__Work required__. Return every record below exactly as written, but leave out the pictures.

[Entries from a visual dataset]
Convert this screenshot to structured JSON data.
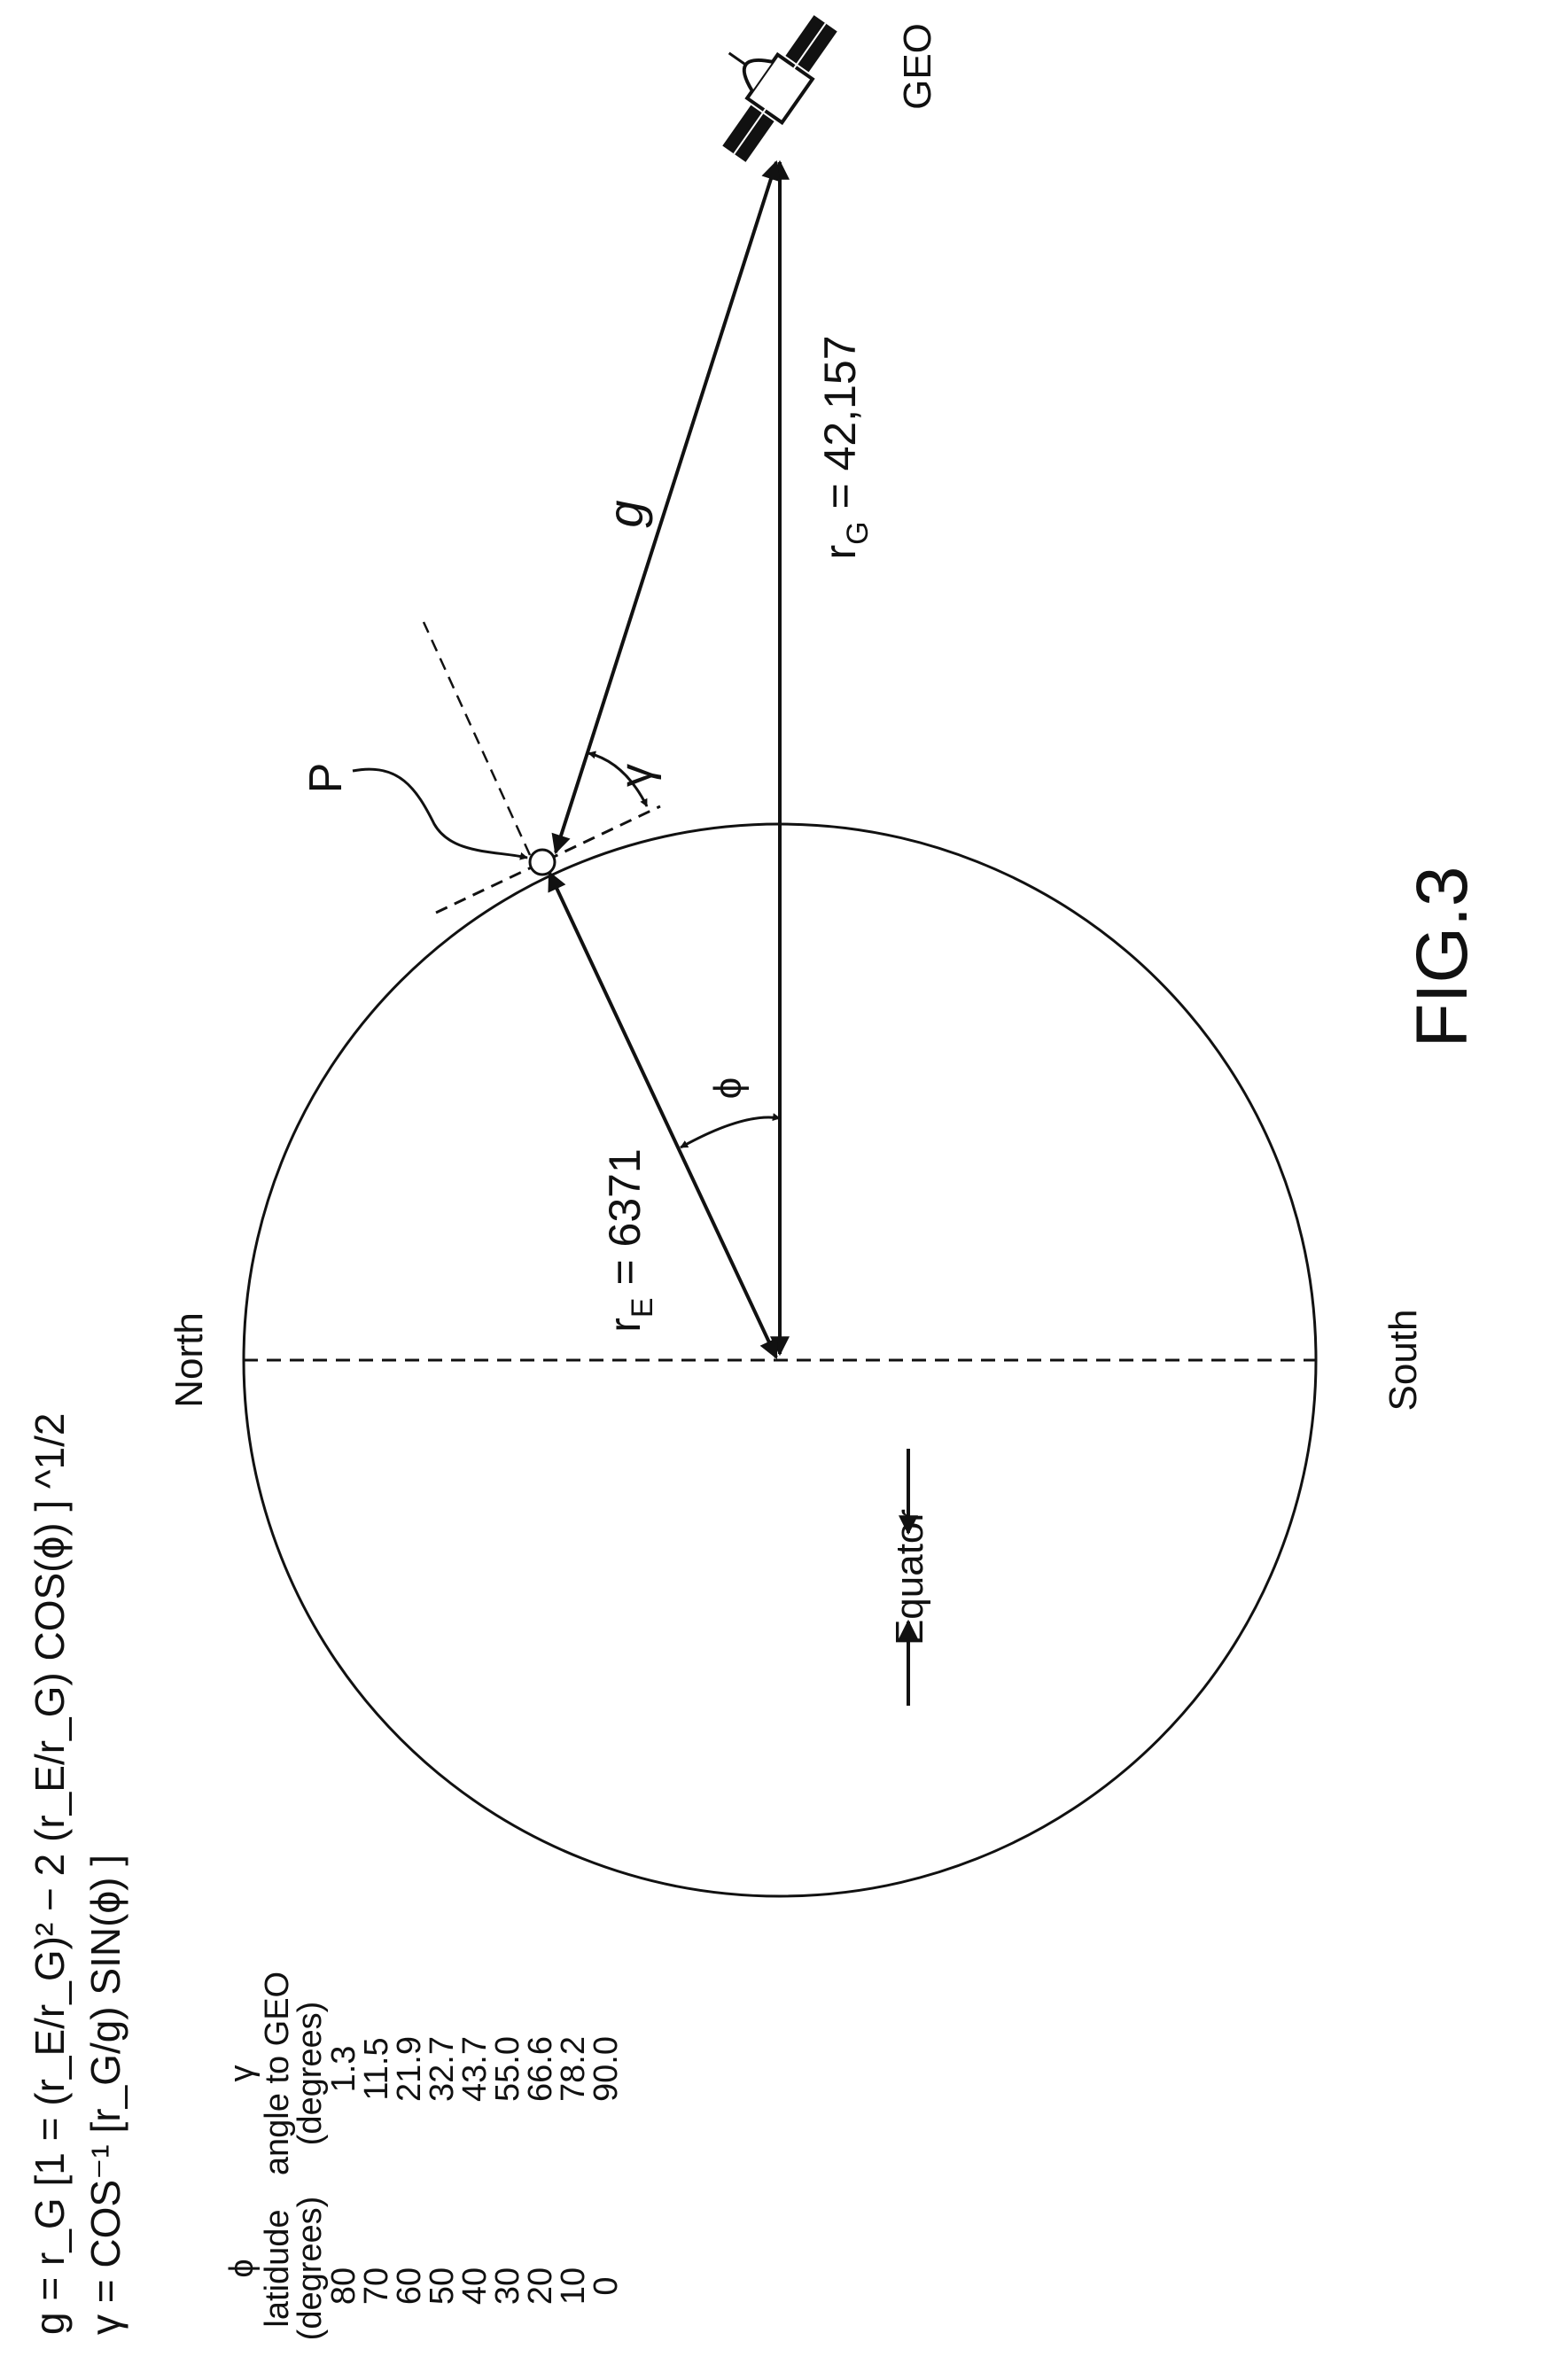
{
  "figure": {
    "title": "FIG.3",
    "labels": {
      "north": "North",
      "south": "South",
      "equator": "Equator",
      "geo": "GEO",
      "point_p": "P",
      "g": "g",
      "gamma": "γ",
      "phi": "ϕ",
      "r_e": "r",
      "r_e_sub": "E",
      "r_e_value": " = 6371",
      "r_g": "r",
      "r_g_sub": "G",
      "r_g_value": " = 42,157"
    },
    "formulas": {
      "g_eq": "g = r_G [1 = (r_E/r_G)² − 2 (r_E/r_G) COS(ϕ) ] ^1/2",
      "gamma_eq": "γ = COS⁻¹ [r_G/g) SIN(ϕ) ]"
    }
  },
  "table": {
    "col1_header": [
      "ϕ",
      "latidude",
      "(degrees)"
    ],
    "col2_header": [
      "γ",
      "angle to GEO",
      "(degrees)"
    ],
    "rows": [
      {
        "lat": "80",
        "angle": "1.3"
      },
      {
        "lat": "70",
        "angle": "11.5"
      },
      {
        "lat": "60",
        "angle": "21.9"
      },
      {
        "lat": "50",
        "angle": "32.7"
      },
      {
        "lat": "40",
        "angle": "43.7"
      },
      {
        "lat": "30",
        "angle": "55.0"
      },
      {
        "lat": "20",
        "angle": "66.6"
      },
      {
        "lat": "10",
        "angle": "78.2"
      },
      {
        "lat": "0",
        "angle": "90.0"
      }
    ]
  }
}
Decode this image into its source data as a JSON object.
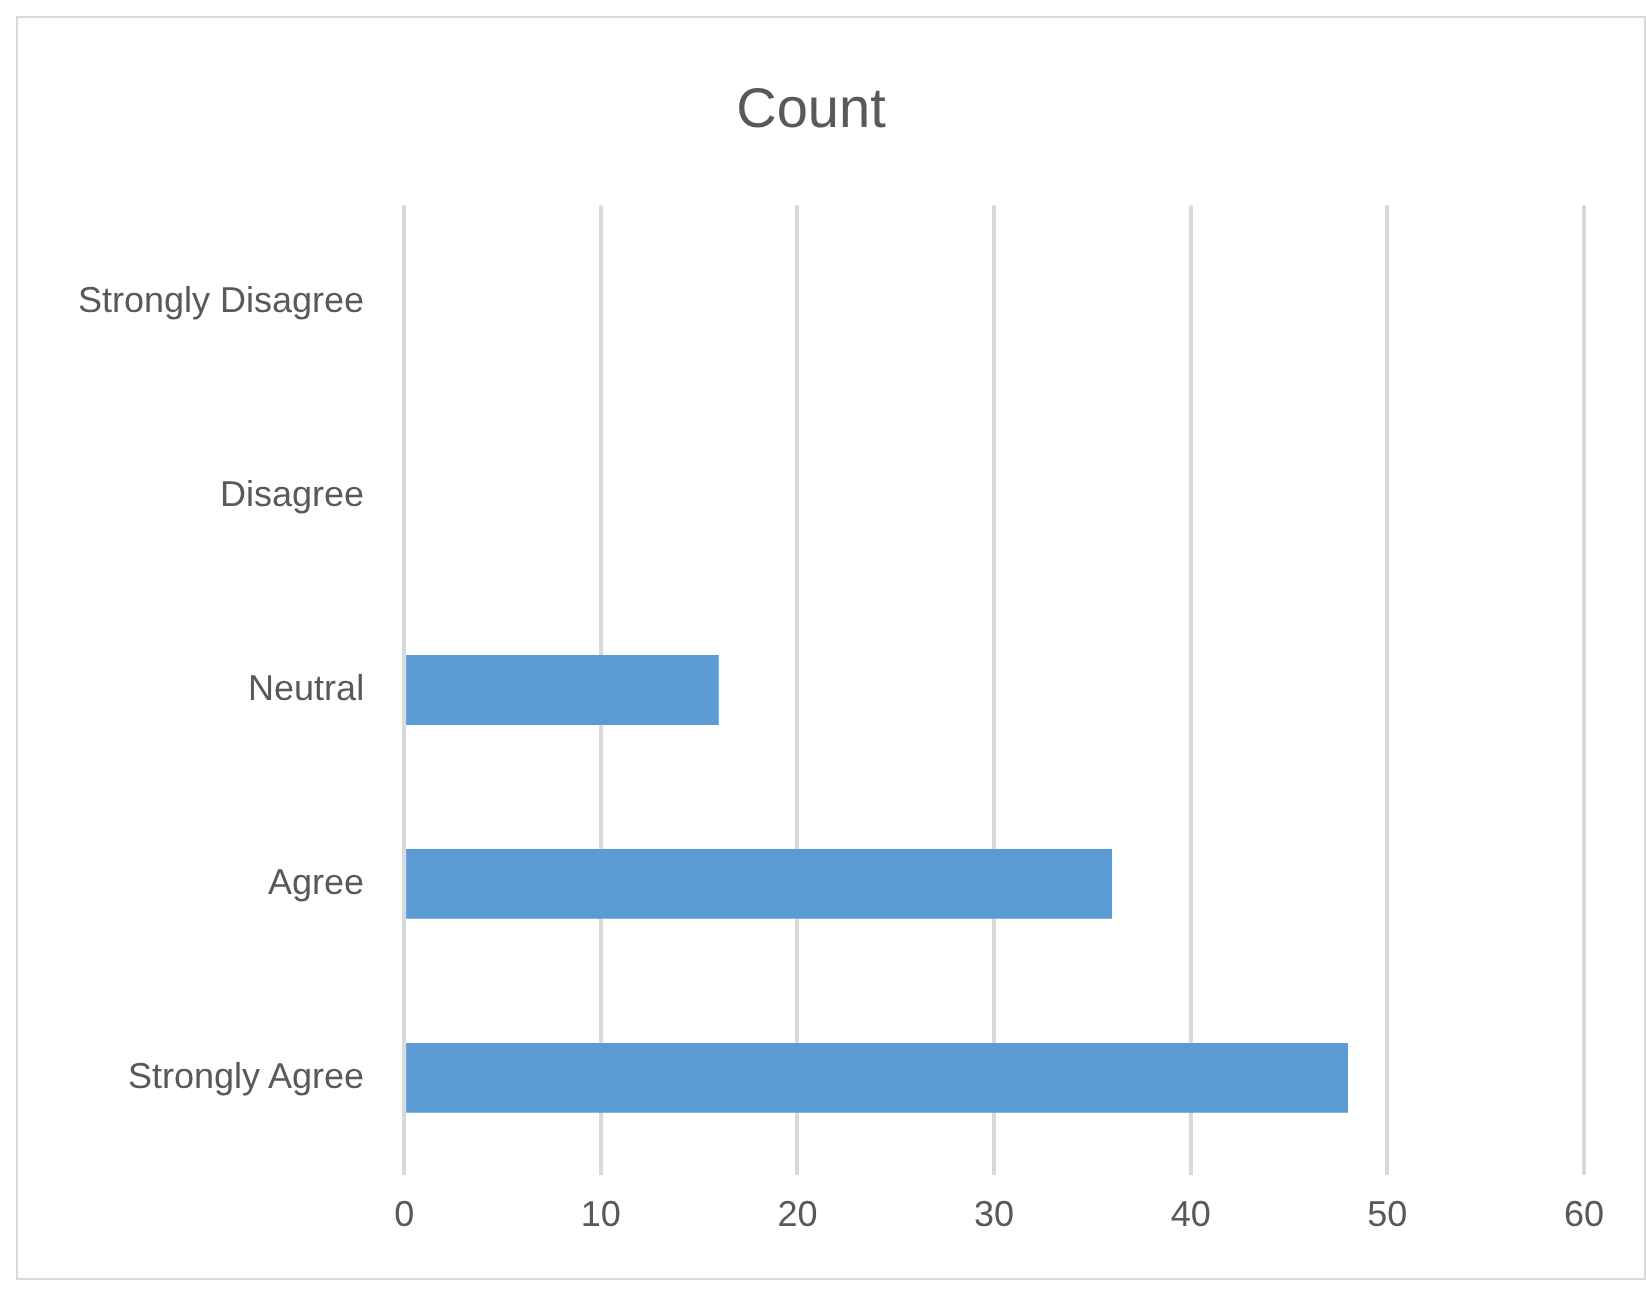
{
  "chart_data": {
    "type": "bar",
    "orientation": "horizontal",
    "title": "Count",
    "categories": [
      "Strongly Disagree",
      "Disagree",
      "Neutral",
      "Agree",
      "Strongly Agree"
    ],
    "values": [
      0,
      0,
      16,
      36,
      48
    ],
    "color": "#5b9bd5",
    "xlim": [
      0,
      60
    ],
    "xticks": [
      0,
      10,
      20,
      30,
      40,
      50,
      60
    ],
    "grid": "x",
    "legend": false
  }
}
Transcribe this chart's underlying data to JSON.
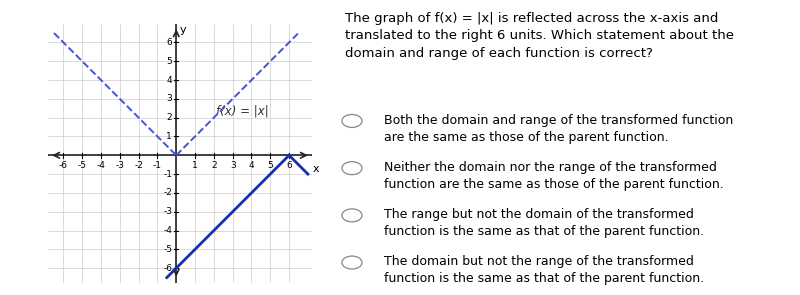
{
  "graph_xlim": [
    -6.8,
    7.2
  ],
  "graph_ylim": [
    -6.8,
    7.0
  ],
  "grid_color": "#cccccc",
  "axis_color": "#222222",
  "line_color_parent": "#4455cc",
  "line_color_transformed": "#1a2eaa",
  "background_color": "#ffffff",
  "parent_label": "f(x) = |x|",
  "question_line1": "The graph of ",
  "question_italic": "f",
  "question_line1b": "(x) = |x| is reflected across the ",
  "question_italic2": "x",
  "question_line1c": "-axis and",
  "question_line2": "translated to the right 6 units. Which statement about the",
  "question_line3": "domain and range of each function is correct?",
  "options": [
    [
      "Both the domain and range of the transformed function",
      "are the same as those of the parent function."
    ],
    [
      "Neither the domain nor the range of the transformed",
      "function are the same as those of the parent function."
    ],
    [
      "The range but not the domain of the transformed",
      "function is the same as that of the parent function."
    ],
    [
      "The domain but not the range of the transformed",
      "function is the same as that of the parent function."
    ]
  ],
  "font_size_question": 9.5,
  "font_size_options": 9.0,
  "font_size_label": 8.5,
  "font_size_tick": 6.5
}
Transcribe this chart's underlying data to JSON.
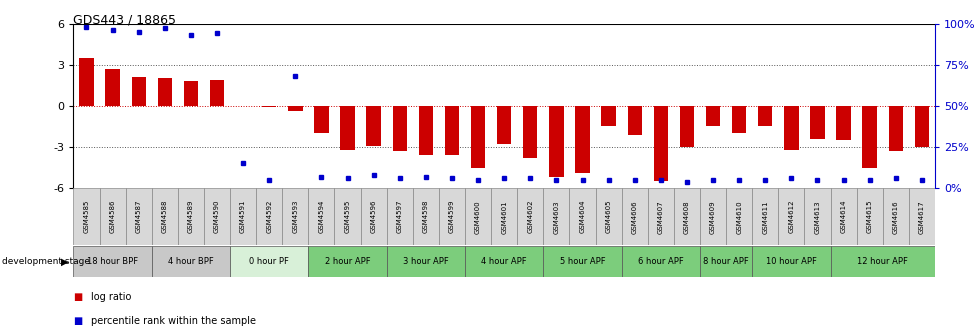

__Correct answer__.
Convert this screenshot to structured JSON data.
{
  "figure": {
    "title": "FIG.3",
    "labels": {
      "north": "North",
      "south": "South",
      "equator": "Equator",
      "geo": "GEO",
      "point_p": "P",
      "g": "g",
      "gamma": "γ",
      "phi": "ϕ",
      "r_e": "r",
      "r_e_sub": "E",
      "r_e_value": " = 6371",
      "r_g": "r",
      "r_g_sub": "G",
      "r_g_value": " = 42,157"
    },
    "formulas": {
      "g_eq": "g = r_G [1 = (r_E/r_G)² − 2 (r_E/r_G) COS(ϕ) ] ^1/2",
      "gamma_eq": "γ = COS⁻¹ [r_G/g) SIN(ϕ) ]"
    }
  },
  "table": {
    "col1_header": [
      "ϕ",
      "latidude",
      "(degrees)"
    ],
    "col2_header": [
      "γ",
      "angle to GEO",
      "(degrees)"
    ],
    "rows": [
      {
        "lat": "80",
        "angle": "1.3"
      },
      {
        "lat": "70",
        "angle": "11.5"
      },
      {
        "lat": "60",
        "angle": "21.9"
      },
      {
        "lat": "50",
        "angle": "32.7"
      },
      {
        "lat": "40",
        "angle": "43.7"
      },
      {
        "lat": "30",
        "angle": "55.0"
      },
      {
        "lat": "20",
        "angle": "66.6"
      },
      {
        "lat": "10",
        "angle": "78.2"
      },
      {
        "lat": "0",
        "angle": "90.0"
      }
    ]
  }
}
Decode this image into its source data as a JSON object.
{
  "chart_data": {
    "type": "bar",
    "orientation": "horizontal",
    "title": "Count",
    "categories": [
      "Strongly Disagree",
      "Disagree",
      "Neutral",
      "Agree",
      "Strongly Agree"
    ],
    "values": [
      0,
      0,
      16,
      36,
      48
    ],
    "color": "#5b9bd5",
    "xlim": [
      0,
      60
    ],
    "xticks": [
      0,
      10,
      20,
      30,
      40,
      50,
      60
    ],
    "grid": "x",
    "legend": false
  }
}
Transcribe this chart's underlying data to JSON.
{
  "graph_xlim": [
    -6.8,
    7.2
  ],
  "graph_ylim": [
    -6.8,
    7.0
  ],
  "grid_color": "#cccccc",
  "axis_color": "#222222",
  "line_color_parent": "#4455cc",
  "line_color_transformed": "#1a2eaa",
  "background_color": "#ffffff",
  "parent_label": "f(x) = |x|",
  "question_line1": "The graph of ",
  "question_italic": "f",
  "question_line1b": "(x) = |x| is reflected across the ",
  "question_italic2": "x",
  "question_line1c": "-axis and",
  "question_line2": "translated to the right 6 units. Which statement about the",
  "question_line3": "domain and range of each function is correct?",
  "options": [
    [
      "Both the domain and range of the transformed function",
      "are the same as those of the parent function."
    ],
    [
      "Neither the domain nor the range of the transformed",
      "function are the same as those of the parent function."
    ],
    [
      "The range but not the domain of the transformed",
      "function is the same as that of the parent function."
    ],
    [
      "The domain but not the range of the transformed",
      "function is the same as that of the parent function."
    ]
  ],
  "font_size_question": 9.5,
  "font_size_options": 9.0,
  "font_size_label": 8.5,
  "font_size_tick": 6.5
}
Transcribe this chart's underlying data to JSON.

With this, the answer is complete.